Dataset rows ▸
━━━━━━━━━━━━━━━━

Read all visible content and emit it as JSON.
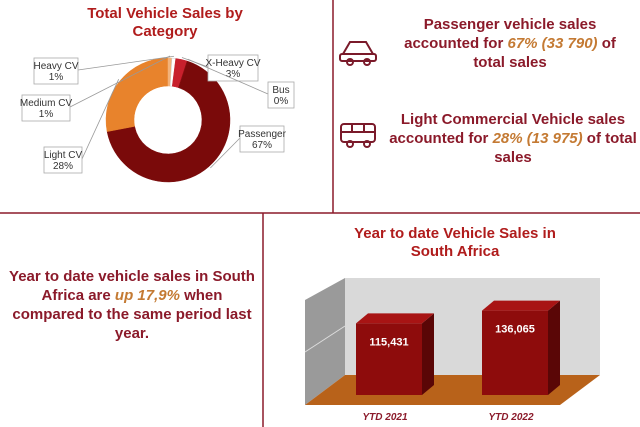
{
  "chart_data": [
    {
      "type": "donut",
      "title": "Total Vehicle Sales by Category",
      "categories": [
        "Passenger",
        "Light CV",
        "Medium CV",
        "Heavy CV",
        "X-Heavy CV",
        "Bus"
      ],
      "values": [
        67,
        28,
        1,
        1,
        3,
        0
      ],
      "value_labels": [
        "67%",
        "28%",
        "1%",
        "1%",
        "3%",
        "0%"
      ],
      "colors": [
        "#7a0a0a",
        "#e8832c",
        "#f2b27a",
        "#ffffff",
        "#c8202c",
        "#7a0a0a"
      ]
    },
    {
      "type": "bar3d",
      "title": "Year to date Vehicle Sales in South Africa",
      "categories": [
        "YTD 2021",
        "YTD 2022"
      ],
      "values": [
        115431,
        136065
      ],
      "value_labels": [
        "115,431",
        "136,065"
      ],
      "color": "#8e0c0c"
    }
  ],
  "panels": [
    {
      "before": "Passenger vehicle sales accounted for ",
      "highlight": "67% (33 790)",
      "after": " of total sales"
    },
    {
      "before": "Light Commercial Vehicle sales accounted for ",
      "highlight": "28% (13 975)",
      "after": " of total sales"
    },
    {
      "before": "Year to date vehicle sales in South Africa are ",
      "highlight": "up 17,9%",
      "after": " when compared to the same period last year."
    }
  ]
}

━━━━━━━━━━━━━━━━

Copy each line above that contains the string "Passenger".

RESULT OF THE EXERCISE ▸
        "Passenger",
      "before": "Passenger vehicle sales accounted for ",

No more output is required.